Figure dataset records

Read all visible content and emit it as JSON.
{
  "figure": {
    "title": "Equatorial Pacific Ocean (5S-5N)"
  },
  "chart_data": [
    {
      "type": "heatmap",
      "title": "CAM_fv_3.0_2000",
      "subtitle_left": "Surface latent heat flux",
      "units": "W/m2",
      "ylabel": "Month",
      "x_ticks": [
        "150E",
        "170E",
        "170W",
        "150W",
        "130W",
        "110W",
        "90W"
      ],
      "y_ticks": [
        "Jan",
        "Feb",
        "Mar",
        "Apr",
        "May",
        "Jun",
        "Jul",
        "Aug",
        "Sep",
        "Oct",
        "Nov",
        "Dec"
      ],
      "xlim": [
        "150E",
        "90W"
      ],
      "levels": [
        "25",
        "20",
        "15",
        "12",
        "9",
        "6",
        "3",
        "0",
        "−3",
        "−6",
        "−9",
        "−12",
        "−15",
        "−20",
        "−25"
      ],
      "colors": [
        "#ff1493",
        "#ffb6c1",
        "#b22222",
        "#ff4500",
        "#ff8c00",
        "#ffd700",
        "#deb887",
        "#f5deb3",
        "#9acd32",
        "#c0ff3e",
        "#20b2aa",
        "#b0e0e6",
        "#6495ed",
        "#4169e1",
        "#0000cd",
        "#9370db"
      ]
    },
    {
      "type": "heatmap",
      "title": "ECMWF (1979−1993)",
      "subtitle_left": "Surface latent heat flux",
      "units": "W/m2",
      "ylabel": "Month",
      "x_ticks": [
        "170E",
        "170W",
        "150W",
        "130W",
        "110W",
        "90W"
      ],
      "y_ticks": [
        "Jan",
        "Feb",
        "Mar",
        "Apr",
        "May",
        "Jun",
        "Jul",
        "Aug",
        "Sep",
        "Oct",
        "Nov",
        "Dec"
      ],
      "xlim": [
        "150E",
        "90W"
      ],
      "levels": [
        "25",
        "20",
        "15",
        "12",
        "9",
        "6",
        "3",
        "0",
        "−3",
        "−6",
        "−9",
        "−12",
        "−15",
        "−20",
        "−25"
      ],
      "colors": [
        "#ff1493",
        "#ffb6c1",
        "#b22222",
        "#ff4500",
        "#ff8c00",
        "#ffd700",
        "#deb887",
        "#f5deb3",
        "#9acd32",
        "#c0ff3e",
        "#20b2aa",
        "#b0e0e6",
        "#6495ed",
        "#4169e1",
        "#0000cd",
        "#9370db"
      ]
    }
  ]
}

» Work required
Each record should come back exactly as written.

» Final answer
Read all visible content and emit it as JSON.
{
  "figure": {
    "title": "Equatorial Pacific Ocean (5S-5N)"
  },
  "chart_data": [
    {
      "type": "heatmap",
      "title": "CAM_fv_3.0_2000",
      "subtitle_left": "Surface latent heat flux",
      "units": "W/m2",
      "ylabel": "Month",
      "x_ticks": [
        "150E",
        "170E",
        "170W",
        "150W",
        "130W",
        "110W",
        "90W"
      ],
      "y_ticks": [
        "Jan",
        "Feb",
        "Mar",
        "Apr",
        "May",
        "Jun",
        "Jul",
        "Aug",
        "Sep",
        "Oct",
        "Nov",
        "Dec"
      ],
      "xlim": [
        "150E",
        "90W"
      ],
      "levels": [
        "25",
        "20",
        "15",
        "12",
        "9",
        "6",
        "3",
        "0",
        "−3",
        "−6",
        "−9",
        "−12",
        "−15",
        "−20",
        "−25"
      ],
      "colors": [
        "#ff1493",
        "#ffb6c1",
        "#b22222",
        "#ff4500",
        "#ff8c00",
        "#ffd700",
        "#deb887",
        "#f5deb3",
        "#9acd32",
        "#c0ff3e",
        "#20b2aa",
        "#b0e0e6",
        "#6495ed",
        "#4169e1",
        "#0000cd",
        "#9370db"
      ]
    },
    {
      "type": "heatmap",
      "title": "ECMWF (1979−1993)",
      "subtitle_left": "Surface latent heat flux",
      "units": "W/m2",
      "ylabel": "Month",
      "x_ticks": [
        "170E",
        "170W",
        "150W",
        "130W",
        "110W",
        "90W"
      ],
      "y_ticks": [
        "Jan",
        "Feb",
        "Mar",
        "Apr",
        "May",
        "Jun",
        "Jul",
        "Aug",
        "Sep",
        "Oct",
        "Nov",
        "Dec"
      ],
      "xlim": [
        "150E",
        "90W"
      ],
      "levels": [
        "25",
        "20",
        "15",
        "12",
        "9",
        "6",
        "3",
        "0",
        "−3",
        "−6",
        "−9",
        "−12",
        "−15",
        "−20",
        "−25"
      ],
      "colors": [
        "#ff1493",
        "#ffb6c1",
        "#b22222",
        "#ff4500",
        "#ff8c00",
        "#ffd700",
        "#deb887",
        "#f5deb3",
        "#9acd32",
        "#c0ff3e",
        "#20b2aa",
        "#b0e0e6",
        "#6495ed",
        "#4169e1",
        "#0000cd",
        "#9370db"
      ]
    }
  ]
}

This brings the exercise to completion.